Each line that holds the word "Тюменский" should be returned.

## START DATA FOR THIS TASK

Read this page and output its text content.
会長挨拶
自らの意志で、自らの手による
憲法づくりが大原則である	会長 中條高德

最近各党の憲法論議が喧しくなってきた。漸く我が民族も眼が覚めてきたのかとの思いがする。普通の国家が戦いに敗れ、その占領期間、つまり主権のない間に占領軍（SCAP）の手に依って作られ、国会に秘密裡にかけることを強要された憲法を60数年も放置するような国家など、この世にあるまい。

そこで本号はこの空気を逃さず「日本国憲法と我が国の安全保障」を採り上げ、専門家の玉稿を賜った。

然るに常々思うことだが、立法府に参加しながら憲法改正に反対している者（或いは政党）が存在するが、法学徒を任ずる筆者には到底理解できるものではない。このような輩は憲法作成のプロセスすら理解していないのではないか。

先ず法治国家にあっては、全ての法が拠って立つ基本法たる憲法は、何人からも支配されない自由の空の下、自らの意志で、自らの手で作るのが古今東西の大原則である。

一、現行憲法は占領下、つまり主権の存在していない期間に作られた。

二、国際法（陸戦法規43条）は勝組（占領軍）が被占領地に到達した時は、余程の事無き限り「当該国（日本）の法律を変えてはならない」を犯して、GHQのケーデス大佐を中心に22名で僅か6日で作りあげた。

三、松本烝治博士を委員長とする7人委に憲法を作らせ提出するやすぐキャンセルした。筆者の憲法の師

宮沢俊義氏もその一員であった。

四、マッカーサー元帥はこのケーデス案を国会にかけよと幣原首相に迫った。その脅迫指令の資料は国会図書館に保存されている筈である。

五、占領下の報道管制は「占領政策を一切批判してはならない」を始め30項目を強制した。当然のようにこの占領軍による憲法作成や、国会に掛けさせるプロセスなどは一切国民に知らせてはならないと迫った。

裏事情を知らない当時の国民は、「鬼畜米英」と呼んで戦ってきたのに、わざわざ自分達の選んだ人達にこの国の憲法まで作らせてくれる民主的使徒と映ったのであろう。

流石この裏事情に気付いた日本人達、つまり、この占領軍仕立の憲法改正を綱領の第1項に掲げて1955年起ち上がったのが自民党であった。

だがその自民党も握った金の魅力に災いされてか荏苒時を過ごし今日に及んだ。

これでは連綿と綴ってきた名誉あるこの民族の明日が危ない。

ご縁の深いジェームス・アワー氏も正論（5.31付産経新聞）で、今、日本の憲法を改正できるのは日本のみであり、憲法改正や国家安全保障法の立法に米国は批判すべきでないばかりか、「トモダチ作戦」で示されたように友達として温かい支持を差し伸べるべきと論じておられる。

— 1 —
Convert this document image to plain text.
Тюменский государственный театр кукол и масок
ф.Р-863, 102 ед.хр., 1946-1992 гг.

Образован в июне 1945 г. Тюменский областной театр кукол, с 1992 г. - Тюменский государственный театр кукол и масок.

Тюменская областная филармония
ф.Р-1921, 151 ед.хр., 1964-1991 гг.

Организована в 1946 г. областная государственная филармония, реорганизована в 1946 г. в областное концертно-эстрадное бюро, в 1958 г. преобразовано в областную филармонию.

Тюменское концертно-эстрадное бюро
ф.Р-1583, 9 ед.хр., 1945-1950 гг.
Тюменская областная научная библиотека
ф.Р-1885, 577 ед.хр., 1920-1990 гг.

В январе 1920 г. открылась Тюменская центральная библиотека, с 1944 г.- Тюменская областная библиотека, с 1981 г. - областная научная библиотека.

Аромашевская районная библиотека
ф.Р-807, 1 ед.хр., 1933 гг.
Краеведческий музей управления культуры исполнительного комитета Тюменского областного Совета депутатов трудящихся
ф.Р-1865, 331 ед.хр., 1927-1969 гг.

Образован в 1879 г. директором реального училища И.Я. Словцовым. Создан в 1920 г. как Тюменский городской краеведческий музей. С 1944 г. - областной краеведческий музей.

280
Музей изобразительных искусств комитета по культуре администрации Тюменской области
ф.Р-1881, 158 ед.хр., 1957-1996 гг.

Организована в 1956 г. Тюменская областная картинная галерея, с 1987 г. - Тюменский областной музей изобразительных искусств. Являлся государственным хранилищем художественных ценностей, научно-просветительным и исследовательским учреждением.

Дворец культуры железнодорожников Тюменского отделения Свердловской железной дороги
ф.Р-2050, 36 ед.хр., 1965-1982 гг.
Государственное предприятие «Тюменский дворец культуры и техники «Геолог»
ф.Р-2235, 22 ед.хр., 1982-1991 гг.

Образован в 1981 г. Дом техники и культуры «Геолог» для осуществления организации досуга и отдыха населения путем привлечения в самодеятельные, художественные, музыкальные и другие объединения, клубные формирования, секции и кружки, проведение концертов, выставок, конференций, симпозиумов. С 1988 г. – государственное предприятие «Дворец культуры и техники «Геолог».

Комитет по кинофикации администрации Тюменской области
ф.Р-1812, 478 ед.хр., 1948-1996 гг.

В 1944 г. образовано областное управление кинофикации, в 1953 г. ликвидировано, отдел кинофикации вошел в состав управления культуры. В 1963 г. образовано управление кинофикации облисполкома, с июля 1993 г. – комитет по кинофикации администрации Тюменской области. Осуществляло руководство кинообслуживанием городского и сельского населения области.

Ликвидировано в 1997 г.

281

## END DATA FOR THIS TASK

## RESULT OF THIS TASK
Тюменский государственный театр кукол и масок
Образован в июне 1945 г. Тюменский областной театр кукол, с 1992 г. - Тюменский государственный театр кукол и масок.
Образован в 1879 г. директором реального училища И.Я. Словцовым. Создан в 1920 г. как Тюменский городской краеведческий музей. С 1944 г. - областной краеведческий музей.
Организована в 1956 г. Тюменская областная картинная галерея, с 1987 г. - Тюменский областной музей изобразительных искусств. Являлся государственным хранилищем художественных ценностей, научно-просветительным и исследовательским учреждением.
Государственное предприятие «Тюменский дворец культуры и техники «Геолог»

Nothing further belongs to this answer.